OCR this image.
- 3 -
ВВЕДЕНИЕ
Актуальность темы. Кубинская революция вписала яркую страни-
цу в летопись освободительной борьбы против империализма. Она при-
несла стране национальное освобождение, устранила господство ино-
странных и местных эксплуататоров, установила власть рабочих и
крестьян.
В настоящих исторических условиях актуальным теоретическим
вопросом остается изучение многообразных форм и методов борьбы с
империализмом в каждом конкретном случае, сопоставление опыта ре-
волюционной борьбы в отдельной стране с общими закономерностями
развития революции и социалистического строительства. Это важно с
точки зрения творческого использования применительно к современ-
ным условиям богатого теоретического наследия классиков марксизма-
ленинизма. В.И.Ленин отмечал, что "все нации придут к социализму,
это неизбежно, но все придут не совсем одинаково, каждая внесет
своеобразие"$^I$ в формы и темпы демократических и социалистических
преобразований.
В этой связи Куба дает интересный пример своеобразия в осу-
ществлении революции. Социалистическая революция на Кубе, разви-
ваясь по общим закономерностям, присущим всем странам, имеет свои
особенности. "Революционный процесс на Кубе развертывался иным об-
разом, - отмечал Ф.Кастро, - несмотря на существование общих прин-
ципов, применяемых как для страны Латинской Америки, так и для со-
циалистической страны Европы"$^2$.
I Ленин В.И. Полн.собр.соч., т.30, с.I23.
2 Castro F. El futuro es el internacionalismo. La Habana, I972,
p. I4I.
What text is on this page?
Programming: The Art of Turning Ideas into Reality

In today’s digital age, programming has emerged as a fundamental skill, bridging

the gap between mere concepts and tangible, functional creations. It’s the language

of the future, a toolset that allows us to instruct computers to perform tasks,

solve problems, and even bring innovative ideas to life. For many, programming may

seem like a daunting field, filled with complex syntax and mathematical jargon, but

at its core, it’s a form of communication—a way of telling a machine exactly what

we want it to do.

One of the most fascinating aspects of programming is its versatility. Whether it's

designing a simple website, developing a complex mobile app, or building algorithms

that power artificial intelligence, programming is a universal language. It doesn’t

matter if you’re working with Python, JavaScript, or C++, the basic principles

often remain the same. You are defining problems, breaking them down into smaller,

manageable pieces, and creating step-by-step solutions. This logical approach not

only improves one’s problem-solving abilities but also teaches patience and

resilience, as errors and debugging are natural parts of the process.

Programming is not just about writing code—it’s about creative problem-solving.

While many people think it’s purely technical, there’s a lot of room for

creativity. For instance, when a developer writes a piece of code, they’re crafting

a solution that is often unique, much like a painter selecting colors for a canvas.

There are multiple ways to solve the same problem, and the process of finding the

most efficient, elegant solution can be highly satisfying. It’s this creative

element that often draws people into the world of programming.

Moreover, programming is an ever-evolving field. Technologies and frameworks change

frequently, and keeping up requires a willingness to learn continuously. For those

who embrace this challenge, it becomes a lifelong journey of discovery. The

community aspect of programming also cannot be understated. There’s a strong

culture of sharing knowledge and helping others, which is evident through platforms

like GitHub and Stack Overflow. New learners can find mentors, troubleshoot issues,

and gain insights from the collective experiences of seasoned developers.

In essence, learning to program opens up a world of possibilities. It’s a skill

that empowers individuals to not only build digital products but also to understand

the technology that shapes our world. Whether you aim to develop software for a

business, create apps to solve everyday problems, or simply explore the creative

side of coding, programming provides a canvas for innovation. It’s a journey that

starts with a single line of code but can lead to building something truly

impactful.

================

Exercise goal - Take the entries above and transcribe them in full.

Result below -
OCR this image.
- 3 -
ВВЕДЕНИЕ
Актуальность темы. Кубинская революция вписала яркую страни-
цу в летопись освободительной борьбы против империализма. Она при-
несла стране национальное освобождение, устранила господство ино-
странных и местных эксплуататоров, установила власть рабочих и
крестьян.
В настоящих исторических условиях актуальным теоретическим
вопросом остается изучение многообразных форм и методов борьбы с
империализмом в каждом конкретном случае, сопоставление опыта ре-
волюционной борьбы в отдельной стране с общими закономерностями
развития революции и социалистического строительства. Это важно с
точки зрения творческого использования применительно к современ-
ным условиям богатого теоретического наследия классиков марксизма-
ленинизма. В.И.Ленин отмечал, что "все нации придут к социализму,
это неизбежно, но все придут не совсем одинаково, каждая внесет
своеобразие"$^I$ в формы и темпы демократических и социалистических
преобразований.
В этой связи Куба дает интересный пример своеобразия в осу-
ществлении революции. Социалистическая революция на Кубе, разви-
ваясь по общим закономерностям, присущим всем странам, имеет свои
особенности. "Революционный процесс на Кубе развертывался иным об-
разом, - отмечал Ф.Кастро, - несмотря на существование общих прин-
ципов, применяемых как для страны Латинской Америки, так и для со-
циалистической страны Европы"$^2$.
I Ленин В.И. Полн.собр.соч., т.30, с.I23.
2 Castro F. El futuro es el internacionalismo. La Habana, I972,
p. I4I.
What text is on this page?
Programming: The Art of Turning Ideas into Reality

In today’s digital age, programming has emerged as a fundamental skill, bridging

the gap between mere concepts and tangible, functional creations. It’s the language

of the future, a toolset that allows us to instruct computers to perform tasks,

solve problems, and even bring innovative ideas to life. For many, programming may

seem like a daunting field, filled with complex syntax and mathematical jargon, but

at its core, it’s a form of communication—a way of telling a machine exactly what

we want it to do.

One of the most fascinating aspects of programming is its versatility. Whether it's

designing a simple website, developing a complex mobile app, or building algorithms

that power artificial intelligence, programming is a universal language. It doesn’t

matter if you’re working with Python, JavaScript, or C++, the basic principles

often remain the same. You are defining problems, breaking them down into smaller,

manageable pieces, and creating step-by-step solutions. This logical approach not

only improves one’s problem-solving abilities but also teaches patience and

resilience, as errors and debugging are natural parts of the process.

Programming is not just about writing code—it’s about creative problem-solving.

While many people think it’s purely technical, there’s a lot of room for

creativity. For instance, when a developer writes a piece of code, they’re crafting

a solution that is often unique, much like a painter selecting colors for a canvas.

There are multiple ways to solve the same problem, and the process of finding the

most efficient, elegant solution can be highly satisfying. It’s this creative

element that often draws people into the world of programming.

Moreover, programming is an ever-evolving field. Technologies and frameworks change

frequently, and keeping up requires a willingness to learn continuously. For those

who embrace this challenge, it becomes a lifelong journey of discovery. The

community aspect of programming also cannot be understated. There’s a strong

culture of sharing knowledge and helping others, which is evident through platforms

like GitHub and Stack Overflow. New learners can find mentors, troubleshoot issues,

and gain insights from the collective experiences of seasoned developers.

In essence, learning to program opens up a world of possibilities. It’s a skill

that empowers individuals to not only build digital products but also to understand

the technology that shapes our world. Whether you aim to develop software for a

business, create apps to solve everyday problems, or simply explore the creative

side of coding, programming provides a canvas for innovation. It’s a journey that

starts with a single line of code but can lead to building something truly

impactful.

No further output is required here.